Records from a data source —
■ ■ ■

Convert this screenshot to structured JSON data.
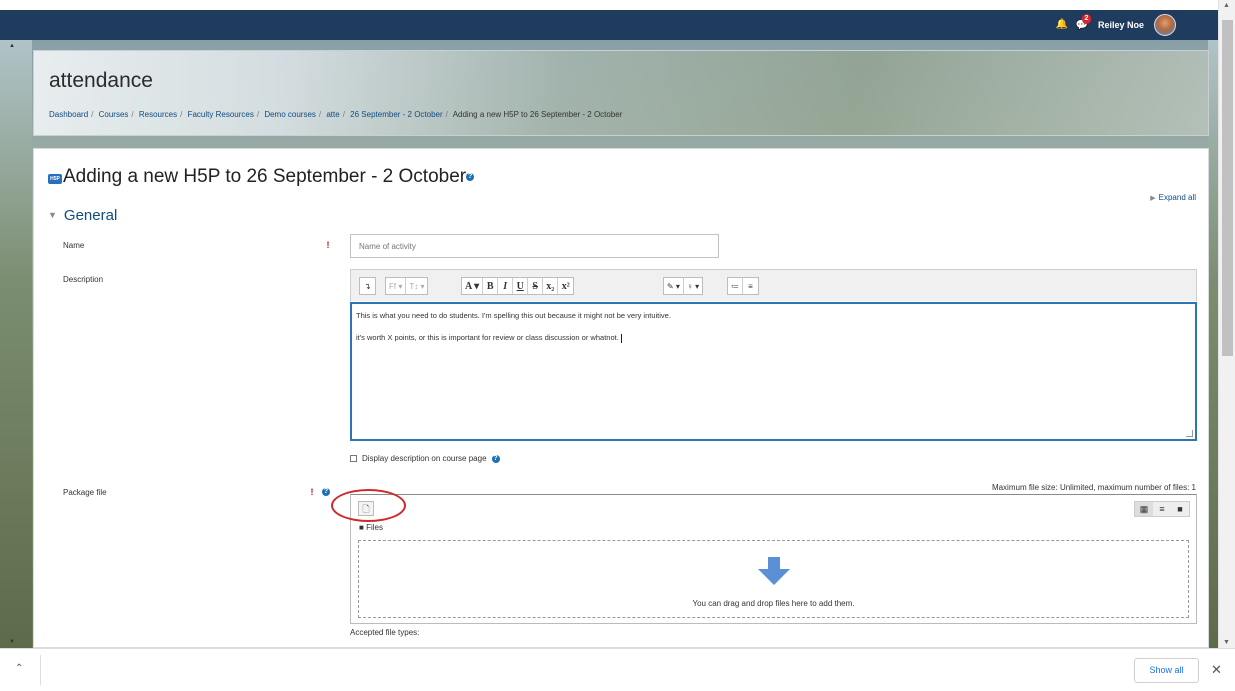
{
  "navbar": {
    "notification_count": "2",
    "user_name": "Reiley Noe"
  },
  "header": {
    "title": "attendance",
    "breadcrumb": [
      "Dashboard",
      "Courses",
      "Resources",
      "Faculty Resources",
      "Demo courses",
      "atte",
      "26 September - 2 October",
      "Adding a new H5P to 26 September - 2 October"
    ]
  },
  "page": {
    "icon_text": "H5P",
    "title": "Adding a new H5P to 26 September - 2 October",
    "expand_all": "Expand all",
    "section": "General"
  },
  "form": {
    "name_label": "Name",
    "name_placeholder": "Name of activity",
    "description_label": "Description",
    "description_paragraphs": [
      "This is what you need to do students. I'm spelling this out because it might not be very intuitive.",
      "it's worth X points, or  this is important for review or class discussion or whatnot."
    ],
    "display_description_label": "Display description on course page",
    "package_file_label": "Package file",
    "max_file_size": "Maximum file size: Unlimited, maximum number of files: 1",
    "files_folder": "Files",
    "drop_text": "You can drag and drop files here to add them.",
    "accepted_file_types": "Accepted file types:"
  },
  "toolbar": {
    "buttons": [
      "↴",
      "Ff ▾",
      "T↕ ▾",
      "A ▾",
      "B",
      "I",
      "U",
      "S",
      "x₂",
      "x²",
      "✎ ▾",
      "♀ ▾",
      "≔",
      "≡"
    ]
  },
  "downloadbar": {
    "show_all": "Show all",
    "close": "✕"
  },
  "colors": {
    "navbar": "#1f3b5e",
    "link": "#0f4c81",
    "required": "#c0201e",
    "editor_focus": "#2f74b3",
    "annotation_circle": "#cc2a2a",
    "drop_arrow": "#5b8fd6"
  }
}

■ ■ ■

Task instructions — From the records given above, copy all lines containing "this".

Exercise solution —
Convert this screenshot to structured JSON data.
      "This is what you need to do students. I'm spelling this out because it might not be very intuitive.",
      "it's worth X points, or  this is important for review or class discussion or whatnot."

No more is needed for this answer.